PROBLEM TO WORK ON:
List each line of the data that holds the word "from".

RECORDS PROVIDED:
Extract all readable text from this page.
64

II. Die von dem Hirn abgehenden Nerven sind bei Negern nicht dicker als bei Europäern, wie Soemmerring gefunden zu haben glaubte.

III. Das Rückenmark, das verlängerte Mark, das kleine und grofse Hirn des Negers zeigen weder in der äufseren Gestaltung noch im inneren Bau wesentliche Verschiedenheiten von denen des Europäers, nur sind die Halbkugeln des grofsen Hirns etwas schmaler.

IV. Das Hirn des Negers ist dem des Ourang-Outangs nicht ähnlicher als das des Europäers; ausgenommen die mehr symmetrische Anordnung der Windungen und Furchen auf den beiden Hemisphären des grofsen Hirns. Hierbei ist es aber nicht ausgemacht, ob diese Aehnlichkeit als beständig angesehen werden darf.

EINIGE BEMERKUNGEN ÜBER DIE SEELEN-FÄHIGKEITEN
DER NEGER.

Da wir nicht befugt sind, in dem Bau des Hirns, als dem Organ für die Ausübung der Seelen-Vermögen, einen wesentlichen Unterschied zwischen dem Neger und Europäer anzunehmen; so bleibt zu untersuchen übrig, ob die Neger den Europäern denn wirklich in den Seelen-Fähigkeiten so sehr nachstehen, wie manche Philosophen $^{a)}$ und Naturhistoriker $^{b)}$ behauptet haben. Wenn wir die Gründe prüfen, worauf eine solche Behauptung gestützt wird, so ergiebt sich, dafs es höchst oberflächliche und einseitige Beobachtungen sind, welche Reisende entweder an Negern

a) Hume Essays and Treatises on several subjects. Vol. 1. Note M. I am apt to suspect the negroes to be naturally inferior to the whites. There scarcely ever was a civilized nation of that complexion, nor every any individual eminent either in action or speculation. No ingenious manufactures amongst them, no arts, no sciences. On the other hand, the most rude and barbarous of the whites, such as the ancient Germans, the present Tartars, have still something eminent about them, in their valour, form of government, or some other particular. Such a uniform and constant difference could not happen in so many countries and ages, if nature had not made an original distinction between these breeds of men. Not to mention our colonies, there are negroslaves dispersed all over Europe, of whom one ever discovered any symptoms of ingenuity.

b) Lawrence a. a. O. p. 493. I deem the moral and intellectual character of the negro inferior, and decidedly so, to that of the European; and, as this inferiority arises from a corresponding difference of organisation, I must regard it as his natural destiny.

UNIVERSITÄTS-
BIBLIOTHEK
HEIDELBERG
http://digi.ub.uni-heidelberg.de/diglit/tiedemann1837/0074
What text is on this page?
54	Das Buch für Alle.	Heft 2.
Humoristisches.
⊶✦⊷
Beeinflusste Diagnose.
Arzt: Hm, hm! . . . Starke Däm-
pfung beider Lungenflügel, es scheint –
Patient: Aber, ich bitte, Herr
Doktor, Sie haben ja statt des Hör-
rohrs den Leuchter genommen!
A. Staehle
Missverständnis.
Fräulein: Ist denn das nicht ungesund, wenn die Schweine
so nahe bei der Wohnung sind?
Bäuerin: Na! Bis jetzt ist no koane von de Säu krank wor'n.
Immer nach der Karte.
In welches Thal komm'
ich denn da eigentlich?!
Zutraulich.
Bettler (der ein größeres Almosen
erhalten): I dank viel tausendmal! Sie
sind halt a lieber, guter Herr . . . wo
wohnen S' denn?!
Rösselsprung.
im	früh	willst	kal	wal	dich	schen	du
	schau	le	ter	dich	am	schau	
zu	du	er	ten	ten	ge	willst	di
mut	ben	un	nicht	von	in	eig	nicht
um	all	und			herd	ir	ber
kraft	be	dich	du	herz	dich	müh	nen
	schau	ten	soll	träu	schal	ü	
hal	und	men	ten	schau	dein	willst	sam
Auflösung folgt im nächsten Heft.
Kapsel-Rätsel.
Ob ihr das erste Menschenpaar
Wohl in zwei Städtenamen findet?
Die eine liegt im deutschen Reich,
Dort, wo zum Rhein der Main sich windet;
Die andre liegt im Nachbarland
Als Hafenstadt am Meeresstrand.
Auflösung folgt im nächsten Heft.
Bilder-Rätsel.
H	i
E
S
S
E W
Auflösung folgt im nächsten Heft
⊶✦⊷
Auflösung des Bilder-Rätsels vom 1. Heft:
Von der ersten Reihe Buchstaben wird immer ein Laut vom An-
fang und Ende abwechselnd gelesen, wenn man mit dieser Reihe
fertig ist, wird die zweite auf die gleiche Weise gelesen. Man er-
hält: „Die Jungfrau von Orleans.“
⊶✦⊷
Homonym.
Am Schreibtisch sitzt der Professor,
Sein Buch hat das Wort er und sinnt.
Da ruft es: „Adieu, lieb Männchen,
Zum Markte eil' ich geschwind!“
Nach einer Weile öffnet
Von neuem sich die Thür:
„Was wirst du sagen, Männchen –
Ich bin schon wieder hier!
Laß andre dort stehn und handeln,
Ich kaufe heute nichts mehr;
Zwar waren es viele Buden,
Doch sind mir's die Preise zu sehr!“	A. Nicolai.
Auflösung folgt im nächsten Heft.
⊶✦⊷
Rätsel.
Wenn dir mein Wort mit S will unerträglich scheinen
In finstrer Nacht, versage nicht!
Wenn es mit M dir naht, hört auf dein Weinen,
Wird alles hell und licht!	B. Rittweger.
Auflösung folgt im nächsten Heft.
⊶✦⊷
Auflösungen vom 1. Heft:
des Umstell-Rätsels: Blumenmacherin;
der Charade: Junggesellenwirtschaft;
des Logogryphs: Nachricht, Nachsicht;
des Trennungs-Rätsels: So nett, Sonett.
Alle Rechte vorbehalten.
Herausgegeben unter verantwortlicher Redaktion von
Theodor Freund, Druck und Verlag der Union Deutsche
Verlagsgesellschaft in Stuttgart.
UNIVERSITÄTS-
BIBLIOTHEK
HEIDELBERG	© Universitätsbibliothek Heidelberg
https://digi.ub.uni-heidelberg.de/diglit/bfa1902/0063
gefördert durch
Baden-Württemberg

ANSWER TO THIS PROBLEM:
Extract all readable text from this page.
b) Lawrence a. a. O. p. 493. I deem the moral and intellectual character of the negro inferior, and decidedly so, to that of the European; and, as this inferiority arises from a corresponding difference of organisation, I must regard it as his natural destiny.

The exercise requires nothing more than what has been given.